## Text excerpt
** Begin **

Getting a Count of Occurrences of Items in a Ruby Array (and a Caveat for Rails)

I feel like I’m often wanting to count occurrences of items in an array (Rails has its own special case as well), and I’m always trying to do it the “long way.”

I finally stumbled upon this answer on StackOverflow that details the version-by-version options:

  • Ruby 2.7+ use .tally directly on the array:
irb(main):006:0> %i{a b c c d c e b a a a b d}.tally<br>=> {:a=>4, :b=>3, :c=>3, :d=>2, :e=>1}
irb(main):011:0> %i{a b c c d c e b a a a b d}.group_by(&:itself).transform_values(&:count)
=> {:a=>4, :b=>3, :c=>3, :d=>2, :e=>1}
irb(main):012:0> %i{a b c c d c e b a a a b d}.group_by(&:itself).map { |k,v| [k, v.length] }.to_h<br>=> {:a=>4, :b=>3, :c=>3, :d=>2, :e=>1}

The Rails Exception

It’s a pretty common temptation, especially once you start thinking in terms of the list of items you want to count, to try to use a pure Ruby solution for things. But what if your source is from the your database?

The key here is the database. You probably don’t want to load all of the records from the database just to count them using the above methods, and SQL has a GROUP BY clause which is just called .group.

D, [2021-08-26T02:49:43.996743 #4] DEBUG -- :    (1.2ms)  SELECT COUNT(*) AS count_all, "entries"."user_id" AS entries_user_id FROM "entries" GROUP BY "entries"."user_id"
=> {1=>231, 4=>15, 2=>2}

This output is tallying entries by what User (via user_id) entered them. More importantly, the SQL used did the counts within the database without retrieving any data contained into the application except what was counted. (This used to be a pun on the :what column in the entries table, but apparently we’re not there with proper rendering and cutting and pasting of emojis between apps and OSes and well, I enter emoji as part of my entries in this app.

** End **

## Data extract
** Begin **

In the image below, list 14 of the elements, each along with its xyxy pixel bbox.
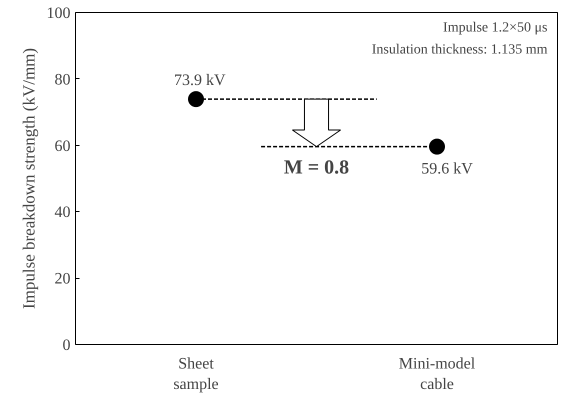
y-tick-label: 20	[54, 270, 70, 288]
x-tick-label: Mini-model cable	[398, 356, 476, 393]
x-tick-label: Sheet sample	[173, 356, 219, 393]
data-label: 59.6 kV	[421, 160, 474, 178]
y-tick-label: 0	[62, 337, 70, 354]
data-label: 73.9 kV	[174, 72, 226, 90]
y-tick-label: 80	[54, 71, 70, 88]
y-tick-label: 60	[54, 138, 70, 155]
y-tick-label: 100	[46, 5, 70, 22]
y-tick-label: 40	[54, 204, 70, 222]
annotation: Insulation thickness: 1.135 mm	[372, 42, 548, 58]
annotation: M = 0.8	[284, 156, 350, 179]
annotation: Impulse 1.2×50 μs	[443, 20, 548, 36]
y-axis-title: Impulse breakdown strength (kV/mm)	[20, 48, 38, 310]
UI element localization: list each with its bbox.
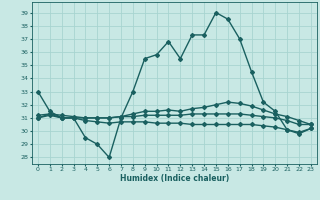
X-axis label: Humidex (Indice chaleur): Humidex (Indice chaleur): [120, 174, 229, 183]
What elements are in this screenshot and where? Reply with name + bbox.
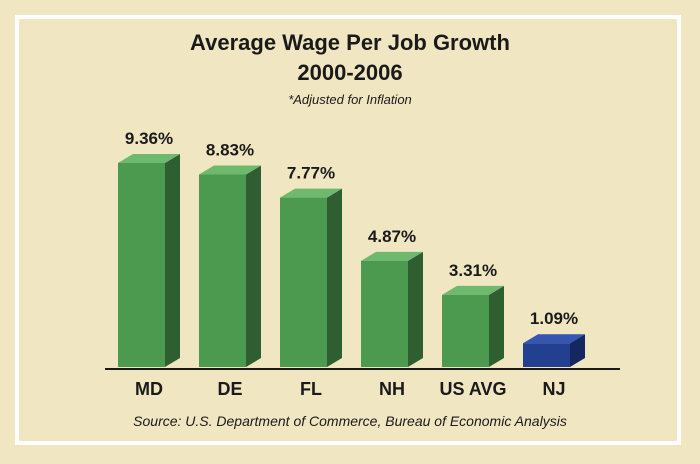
bar-md: [118, 162, 165, 367]
chart-title: Average Wage Per Job Growth: [190, 30, 510, 55]
bar-fl: [280, 197, 327, 367]
bars-group: 9.36% MD 8.83% DE 7.77% FL 4.87% NH 3.31% US AVG 1…: [118, 129, 585, 399]
bar-side-fl: [327, 188, 342, 367]
bar-side-us-avg: [489, 285, 504, 367]
category-label-fl: FL: [300, 379, 322, 399]
bar-top-nh: [361, 251, 423, 261]
value-label-md: 9.36%: [125, 129, 173, 148]
category-label-md: MD: [135, 379, 163, 399]
value-label-nh: 4.87%: [368, 227, 416, 246]
bar-nj: [523, 343, 570, 367]
bar-side-nj: [570, 334, 585, 367]
chart-note: *Adjusted for Inflation: [288, 92, 412, 107]
value-label-de: 8.83%: [206, 141, 254, 160]
value-label-us-avg: 3.31%: [449, 261, 497, 280]
bar-us-avg: [442, 294, 489, 367]
category-label-nh: NH: [379, 379, 405, 399]
bar-de: [199, 174, 246, 367]
chart-frame: [15, 15, 681, 445]
bar-nh: [361, 260, 408, 367]
bar-side-md: [165, 153, 180, 367]
category-label-nj: NJ: [542, 379, 565, 399]
category-label-de: DE: [217, 379, 242, 399]
bar-top-nj: [523, 334, 585, 344]
bar-top-fl: [280, 188, 342, 198]
value-label-fl: 7.77%: [287, 164, 335, 183]
bar-top-us-avg: [442, 285, 504, 295]
category-label-us-avg: US AVG: [439, 379, 506, 399]
chart-subtitle: 2000-2006: [297, 60, 402, 85]
bar-top-de: [199, 165, 261, 175]
value-label-nj: 1.09%: [530, 309, 578, 328]
source-note: Source: U.S. Department of Commerce, Bur…: [133, 413, 567, 429]
bar-top-md: [118, 153, 180, 163]
bar-side-de: [246, 165, 261, 367]
bar-side-nh: [408, 251, 423, 367]
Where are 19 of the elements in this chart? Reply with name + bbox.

** End **

## Requirement
In the Ruby counting text, which SQL clause does Rails expose, and under what method name?

## Final result
The GROUP BY clause, which Rails calls .group.